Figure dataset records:

-=-=-

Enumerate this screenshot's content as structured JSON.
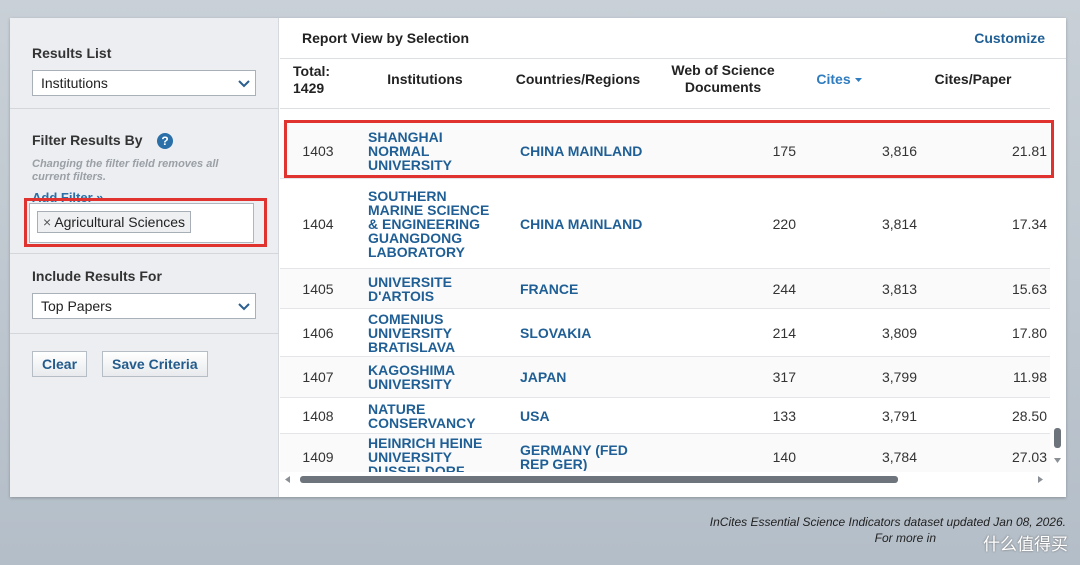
{
  "sidebar": {
    "results_list": {
      "label": "Results List",
      "selected": "Institutions"
    },
    "filter": {
      "label": "Filter Results By",
      "help": "?",
      "note": "Changing the filter field removes all current filters.",
      "add_filter": "Add Filter »",
      "tag_remove": "×",
      "tag": "Agricultural Sciences"
    },
    "include": {
      "label": "Include Results For",
      "selected": "Top Papers"
    },
    "buttons": [
      "Clear",
      "Save Criteria"
    ]
  },
  "report": {
    "title": "Report View by Selection",
    "customize": "Customize"
  },
  "table": {
    "total_label": "Total:",
    "total": "1429",
    "columns": [
      "Institutions",
      "Countries/Regions",
      "Web of Science Documents",
      "Cites",
      "Cites/Paper"
    ],
    "rows": [
      [
        "1403",
        "SHANGHAI NORMAL UNIVERSITY",
        "CHINA MAINLAND",
        "175",
        "3,816",
        "21.81"
      ],
      [
        "1404",
        "SOUTHERN MARINE SCIENCE & ENGINEERING GUANGDONG LABORATORY",
        "CHINA MAINLAND",
        "220",
        "3,814",
        "17.34"
      ],
      [
        "1405",
        "UNIVERSITE D'ARTOIS",
        "FRANCE",
        "244",
        "3,813",
        "15.63"
      ],
      [
        "1406",
        "COMENIUS UNIVERSITY BRATISLAVA",
        "SLOVAKIA",
        "214",
        "3,809",
        "17.80"
      ],
      [
        "1407",
        "KAGOSHIMA UNIVERSITY",
        "JAPAN",
        "317",
        "3,799",
        "11.98"
      ],
      [
        "1408",
        "NATURE CONSERVANCY",
        "USA",
        "133",
        "3,791",
        "28.50"
      ],
      [
        "1409",
        "HEINRICH HEINE UNIVERSITY DUSSELDORF",
        "GERMANY (FED REP GER)",
        "140",
        "3,784",
        "27.03"
      ]
    ]
  },
  "footer": {
    "updated": "InCites Essential Science Indicators dataset updated Jan 08, 2026.",
    "more": "For more in",
    "watermark": "什么值得买"
  }
}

-=-=-

Task statement: Filter the entries down to the lines with the word "Institutions" in them.

Exercise result:
      "selected": "Institutions"
      "Institutions",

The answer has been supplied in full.